Exercise requirements: Gather the lines from the material that contain "практичний".

**********

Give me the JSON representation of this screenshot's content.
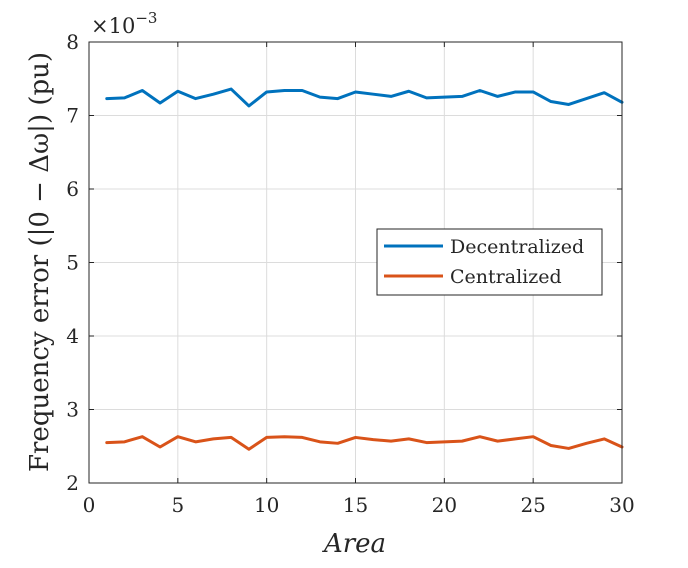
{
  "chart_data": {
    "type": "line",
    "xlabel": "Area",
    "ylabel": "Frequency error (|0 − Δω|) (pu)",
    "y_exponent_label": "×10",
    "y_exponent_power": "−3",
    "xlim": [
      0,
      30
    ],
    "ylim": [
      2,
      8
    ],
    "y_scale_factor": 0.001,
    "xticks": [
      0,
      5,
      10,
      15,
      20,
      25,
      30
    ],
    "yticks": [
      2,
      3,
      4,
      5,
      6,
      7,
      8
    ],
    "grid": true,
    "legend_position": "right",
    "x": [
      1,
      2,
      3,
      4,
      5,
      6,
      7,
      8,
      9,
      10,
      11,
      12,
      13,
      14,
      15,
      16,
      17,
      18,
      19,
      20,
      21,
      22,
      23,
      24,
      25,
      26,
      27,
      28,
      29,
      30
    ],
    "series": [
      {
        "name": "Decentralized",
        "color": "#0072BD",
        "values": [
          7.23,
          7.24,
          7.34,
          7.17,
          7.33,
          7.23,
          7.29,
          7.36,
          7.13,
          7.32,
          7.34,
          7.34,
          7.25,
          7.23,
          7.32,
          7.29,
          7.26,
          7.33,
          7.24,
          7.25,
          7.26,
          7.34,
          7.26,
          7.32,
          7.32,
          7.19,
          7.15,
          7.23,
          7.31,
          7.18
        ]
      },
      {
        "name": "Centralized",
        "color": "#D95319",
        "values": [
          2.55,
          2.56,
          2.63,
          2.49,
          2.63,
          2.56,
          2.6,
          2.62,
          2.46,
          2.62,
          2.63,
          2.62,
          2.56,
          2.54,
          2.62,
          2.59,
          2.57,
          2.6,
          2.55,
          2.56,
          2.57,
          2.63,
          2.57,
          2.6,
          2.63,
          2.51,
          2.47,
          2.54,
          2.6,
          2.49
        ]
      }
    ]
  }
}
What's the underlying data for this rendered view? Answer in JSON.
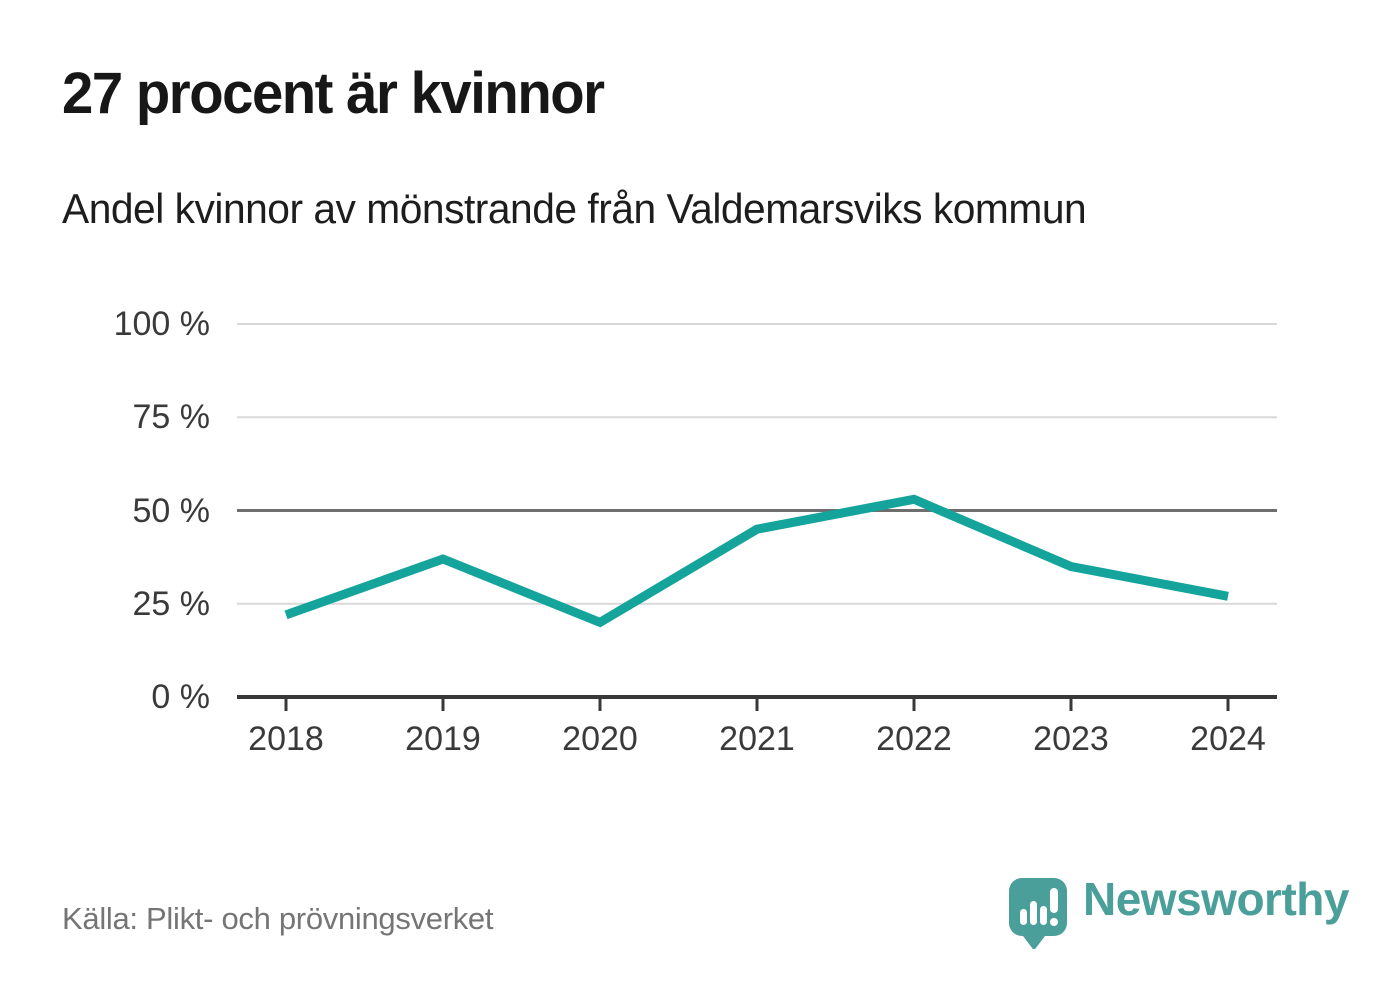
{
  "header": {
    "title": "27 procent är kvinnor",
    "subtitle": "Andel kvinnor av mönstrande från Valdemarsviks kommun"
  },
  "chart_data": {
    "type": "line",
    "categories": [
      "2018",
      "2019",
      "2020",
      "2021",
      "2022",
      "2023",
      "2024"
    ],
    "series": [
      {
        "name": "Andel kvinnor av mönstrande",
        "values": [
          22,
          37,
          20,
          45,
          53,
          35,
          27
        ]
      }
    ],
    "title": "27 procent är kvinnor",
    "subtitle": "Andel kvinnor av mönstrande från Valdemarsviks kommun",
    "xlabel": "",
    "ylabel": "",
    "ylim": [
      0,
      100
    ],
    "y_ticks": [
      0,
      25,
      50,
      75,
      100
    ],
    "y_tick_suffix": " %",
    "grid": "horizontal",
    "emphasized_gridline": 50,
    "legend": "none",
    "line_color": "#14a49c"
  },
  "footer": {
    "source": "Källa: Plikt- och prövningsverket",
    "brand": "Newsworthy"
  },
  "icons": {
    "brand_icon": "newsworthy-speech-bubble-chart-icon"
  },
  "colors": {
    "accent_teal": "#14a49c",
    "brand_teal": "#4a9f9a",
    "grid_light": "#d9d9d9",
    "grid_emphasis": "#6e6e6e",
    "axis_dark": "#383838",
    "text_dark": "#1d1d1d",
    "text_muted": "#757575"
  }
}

**********

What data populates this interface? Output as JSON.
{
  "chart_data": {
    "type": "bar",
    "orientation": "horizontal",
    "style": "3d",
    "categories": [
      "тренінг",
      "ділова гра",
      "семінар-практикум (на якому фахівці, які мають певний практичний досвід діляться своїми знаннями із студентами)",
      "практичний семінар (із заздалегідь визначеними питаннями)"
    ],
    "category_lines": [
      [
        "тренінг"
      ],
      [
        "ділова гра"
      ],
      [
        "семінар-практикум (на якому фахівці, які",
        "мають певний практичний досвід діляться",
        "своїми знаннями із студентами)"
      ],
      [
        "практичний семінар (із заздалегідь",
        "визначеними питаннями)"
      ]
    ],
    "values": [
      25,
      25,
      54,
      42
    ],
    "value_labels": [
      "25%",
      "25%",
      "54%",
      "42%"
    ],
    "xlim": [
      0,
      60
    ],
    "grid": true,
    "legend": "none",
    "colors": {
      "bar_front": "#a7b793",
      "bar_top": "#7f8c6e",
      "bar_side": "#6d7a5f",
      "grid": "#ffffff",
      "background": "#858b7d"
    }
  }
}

**********

Answer to this exercise:
      "семінар-практикум (на якому фахівці, які мають певний практичний досвід діляться своїми знаннями із студентами)",
      "практичний семінар (із заздалегідь визначеними питаннями)"
        "мають певний практичний досвід діляться",
        "практичний семінар (із заздалегідь",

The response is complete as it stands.